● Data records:
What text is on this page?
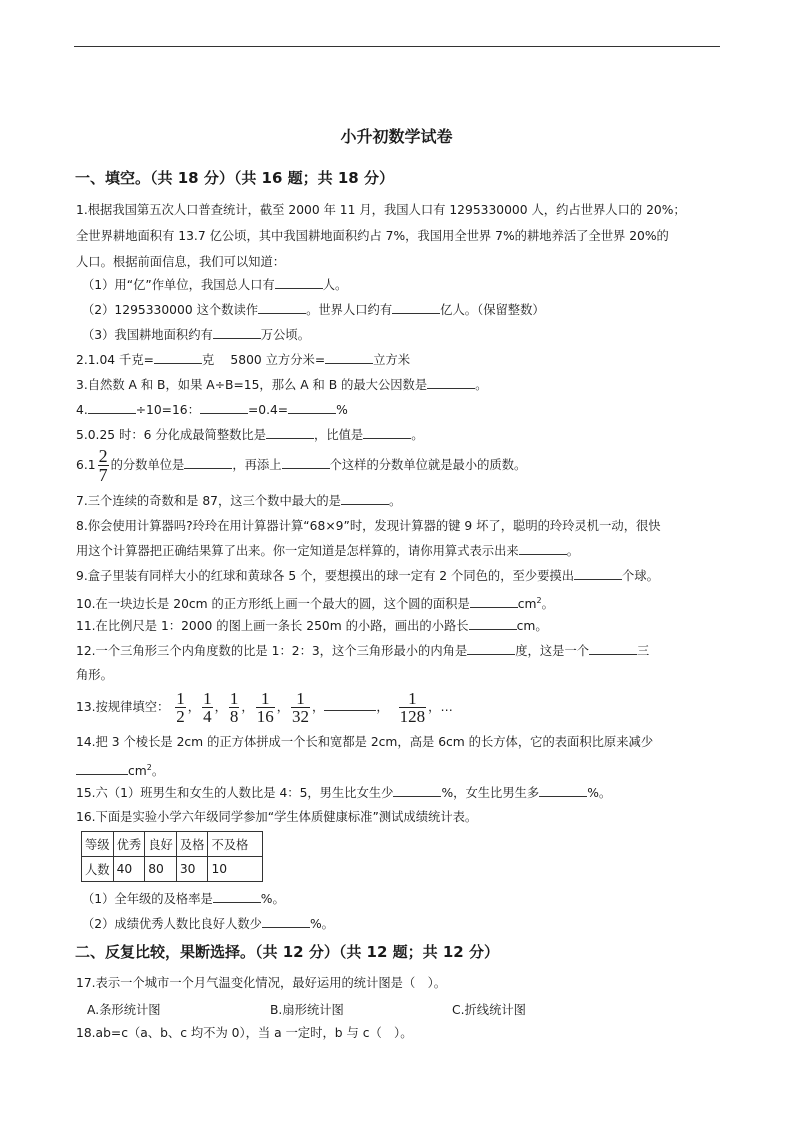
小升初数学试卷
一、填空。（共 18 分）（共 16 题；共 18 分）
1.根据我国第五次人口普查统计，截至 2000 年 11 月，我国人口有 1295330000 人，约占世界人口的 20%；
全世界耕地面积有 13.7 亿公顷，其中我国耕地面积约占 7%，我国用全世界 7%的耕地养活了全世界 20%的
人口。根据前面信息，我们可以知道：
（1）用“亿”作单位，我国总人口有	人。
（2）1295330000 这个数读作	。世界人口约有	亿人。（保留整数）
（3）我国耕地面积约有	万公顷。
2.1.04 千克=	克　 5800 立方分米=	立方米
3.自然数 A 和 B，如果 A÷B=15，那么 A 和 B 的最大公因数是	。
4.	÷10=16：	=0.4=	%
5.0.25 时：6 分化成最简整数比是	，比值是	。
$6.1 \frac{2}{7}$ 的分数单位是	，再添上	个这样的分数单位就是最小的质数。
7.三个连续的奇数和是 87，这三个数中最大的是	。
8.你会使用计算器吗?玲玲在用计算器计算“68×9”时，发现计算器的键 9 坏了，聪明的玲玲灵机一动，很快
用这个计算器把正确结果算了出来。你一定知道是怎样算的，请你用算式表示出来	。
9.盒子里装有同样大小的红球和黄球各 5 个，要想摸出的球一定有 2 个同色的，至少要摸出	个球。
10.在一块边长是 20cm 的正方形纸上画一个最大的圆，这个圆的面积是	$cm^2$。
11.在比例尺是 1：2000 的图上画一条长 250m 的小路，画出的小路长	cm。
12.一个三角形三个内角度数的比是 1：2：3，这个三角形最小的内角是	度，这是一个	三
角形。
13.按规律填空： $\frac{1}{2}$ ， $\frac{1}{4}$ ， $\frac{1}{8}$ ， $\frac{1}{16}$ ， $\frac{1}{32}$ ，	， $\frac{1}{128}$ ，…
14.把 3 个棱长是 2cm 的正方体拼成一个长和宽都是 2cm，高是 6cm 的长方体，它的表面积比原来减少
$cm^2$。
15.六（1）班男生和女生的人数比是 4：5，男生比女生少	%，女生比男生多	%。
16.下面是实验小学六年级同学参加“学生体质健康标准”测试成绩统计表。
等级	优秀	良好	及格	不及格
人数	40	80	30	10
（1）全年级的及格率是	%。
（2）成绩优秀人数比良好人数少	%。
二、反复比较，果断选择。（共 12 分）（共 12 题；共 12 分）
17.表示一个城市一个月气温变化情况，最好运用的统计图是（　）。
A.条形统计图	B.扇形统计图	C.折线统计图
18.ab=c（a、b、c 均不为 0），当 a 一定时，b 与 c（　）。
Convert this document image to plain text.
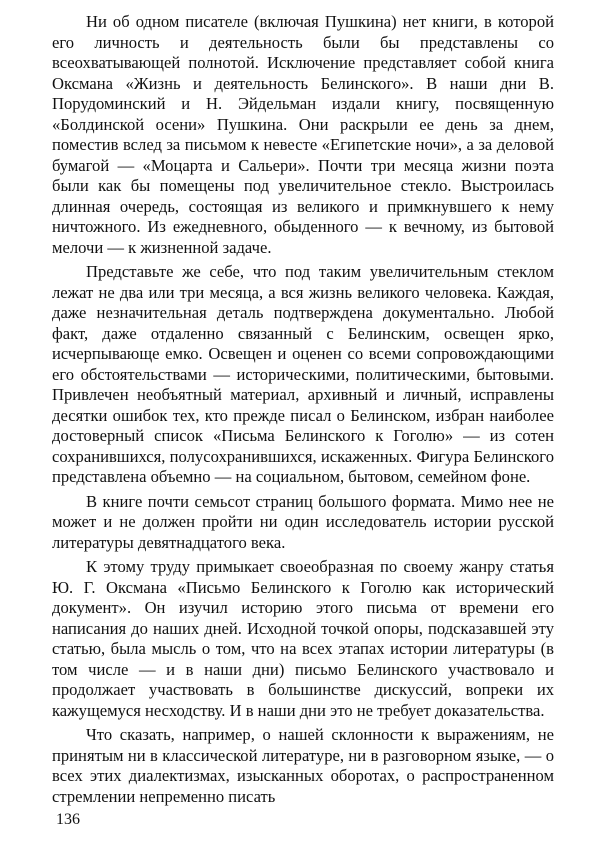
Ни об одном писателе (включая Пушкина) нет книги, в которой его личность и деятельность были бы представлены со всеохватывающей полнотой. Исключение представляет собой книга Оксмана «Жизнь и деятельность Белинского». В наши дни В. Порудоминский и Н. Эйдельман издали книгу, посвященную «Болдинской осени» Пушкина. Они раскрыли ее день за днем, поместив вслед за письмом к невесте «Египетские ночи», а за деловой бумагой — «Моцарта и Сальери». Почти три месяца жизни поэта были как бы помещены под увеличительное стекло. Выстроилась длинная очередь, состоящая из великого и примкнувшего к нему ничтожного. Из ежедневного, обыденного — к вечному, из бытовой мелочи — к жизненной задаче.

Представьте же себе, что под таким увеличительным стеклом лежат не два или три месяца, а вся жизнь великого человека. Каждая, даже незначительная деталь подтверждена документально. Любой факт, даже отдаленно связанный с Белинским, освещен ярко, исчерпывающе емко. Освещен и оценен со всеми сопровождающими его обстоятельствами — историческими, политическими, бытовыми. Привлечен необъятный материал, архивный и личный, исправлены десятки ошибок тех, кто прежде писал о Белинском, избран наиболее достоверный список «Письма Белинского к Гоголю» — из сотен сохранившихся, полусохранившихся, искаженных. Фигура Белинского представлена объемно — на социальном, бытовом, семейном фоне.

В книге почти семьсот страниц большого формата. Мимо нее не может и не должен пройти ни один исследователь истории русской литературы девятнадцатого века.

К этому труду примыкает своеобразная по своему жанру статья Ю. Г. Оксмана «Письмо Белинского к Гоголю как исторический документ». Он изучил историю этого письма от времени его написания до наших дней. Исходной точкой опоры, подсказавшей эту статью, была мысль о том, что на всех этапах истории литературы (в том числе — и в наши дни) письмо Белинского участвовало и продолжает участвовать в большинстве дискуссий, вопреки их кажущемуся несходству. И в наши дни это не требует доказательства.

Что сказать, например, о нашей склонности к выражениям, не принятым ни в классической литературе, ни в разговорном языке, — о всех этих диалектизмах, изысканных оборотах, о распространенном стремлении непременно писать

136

● Problem: Word for word, quote the lines above. Omit the pictures.

● Full solution:
What text is on this page?
小升初数学试卷
一、填空。（共 18 分）（共 16 题；共 18 分）
1.根据我国第五次人口普查统计，截至 2000 年 11 月，我国人口有 1295330000 人，约占世界人口的 20%；
全世界耕地面积有 13.7 亿公顷，其中我国耕地面积约占 7%，我国用全世界 7%的耕地养活了全世界 20%的
人口。根据前面信息，我们可以知道：
（1）用“亿”作单位，我国总人口有	人。
（2）1295330000 这个数读作	。世界人口约有	亿人。（保留整数）
（3）我国耕地面积约有	万公顷。
2.1.04 千克=	克　 5800 立方分米=	立方米
3.自然数 A 和 B，如果 A÷B=15，那么 A 和 B 的最大公因数是	。
4.	÷10=16：	=0.4=	%
5.0.25 时：6 分化成最简整数比是	，比值是	。
$6.1 \frac{2}{7}$ 的分数单位是	，再添上	个这样的分数单位就是最小的质数。
7.三个连续的奇数和是 87，这三个数中最大的是	。
8.你会使用计算器吗?玲玲在用计算器计算“68×9”时，发现计算器的键 9 坏了，聪明的玲玲灵机一动，很快
用这个计算器把正确结果算了出来。你一定知道是怎样算的，请你用算式表示出来	。
9.盒子里装有同样大小的红球和黄球各 5 个，要想摸出的球一定有 2 个同色的，至少要摸出	个球。
10.在一块边长是 20cm 的正方形纸上画一个最大的圆，这个圆的面积是	$cm^2$。
11.在比例尺是 1：2000 的图上画一条长 250m 的小路，画出的小路长	cm。
12.一个三角形三个内角度数的比是 1：2：3，这个三角形最小的内角是	度，这是一个	三
角形。
13.按规律填空： $\frac{1}{2}$ ， $\frac{1}{4}$ ， $\frac{1}{8}$ ， $\frac{1}{16}$ ， $\frac{1}{32}$ ，	， $\frac{1}{128}$ ，…
14.把 3 个棱长是 2cm 的正方体拼成一个长和宽都是 2cm，高是 6cm 的长方体，它的表面积比原来减少
$cm^2$。
15.六（1）班男生和女生的人数比是 4：5，男生比女生少	%，女生比男生多	%。
16.下面是实验小学六年级同学参加“学生体质健康标准”测试成绩统计表。
等级	优秀	良好	及格	不及格
人数	40	80	30	10
（1）全年级的及格率是	%。
（2）成绩优秀人数比良好人数少	%。
二、反复比较，果断选择。（共 12 分）（共 12 题；共 12 分）
17.表示一个城市一个月气温变化情况，最好运用的统计图是（　）。
A.条形统计图	B.扇形统计图	C.折线统计图
18.ab=c（a、b、c 均不为 0），当 a 一定时，b 与 c（　）。
Convert this document image to plain text.
Ни об одном писателе (включая Пушкина) нет книги, в которой его личность и деятельность были бы представлены со всеохватывающей полнотой. Исключение представляет собой книга Оксмана «Жизнь и деятельность Белинского». В наши дни В. Порудоминский и Н. Эйдельман издали книгу, посвященную «Болдинской осени» Пушкина. Они раскрыли ее день за днем, поместив вслед за письмом к невесте «Египетские ночи», а за деловой бумагой — «Моцарта и Сальери». Почти три месяца жизни поэта были как бы помещены под увеличительное стекло. Выстроилась длинная очередь, состоящая из великого и примкнувшего к нему ничтожного. Из ежедневного, обыденного — к вечному, из бытовой мелочи — к жизненной задаче.

Представьте же себе, что под таким увеличительным стеклом лежат не два или три месяца, а вся жизнь великого человека. Каждая, даже незначительная деталь подтверждена документально. Любой факт, даже отдаленно связанный с Белинским, освещен ярко, исчерпывающе емко. Освещен и оценен со всеми сопровождающими его обстоятельствами — историческими, политическими, бытовыми. Привлечен необъятный материал, архивный и личный, исправлены десятки ошибок тех, кто прежде писал о Белинском, избран наиболее достоверный список «Письма Белинского к Гоголю» — из сотен сохранившихся, полусохранившихся, искаженных. Фигура Белинского представлена объемно — на социальном, бытовом, семейном фоне.

В книге почти семьсот страниц большого формата. Мимо нее не может и не должен пройти ни один исследователь истории русской литературы девятнадцатого века.

К этому труду примыкает своеобразная по своему жанру статья Ю. Г. Оксмана «Письмо Белинского к Гоголю как исторический документ». Он изучил историю этого письма от времени его написания до наших дней. Исходной точкой опоры, подсказавшей эту статью, была мысль о том, что на всех этапах истории литературы (в том числе — и в наши дни) письмо Белинского участвовало и продолжает участвовать в большинстве дискуссий, вопреки их кажущемуся несходству. И в наши дни это не требует доказательства.

Что сказать, например, о нашей склонности к выражениям, не принятым ни в классической литературе, ни в разговорном языке, — о всех этих диалектизмах, изысканных оборотах, о распространенном стремлении непременно писать

136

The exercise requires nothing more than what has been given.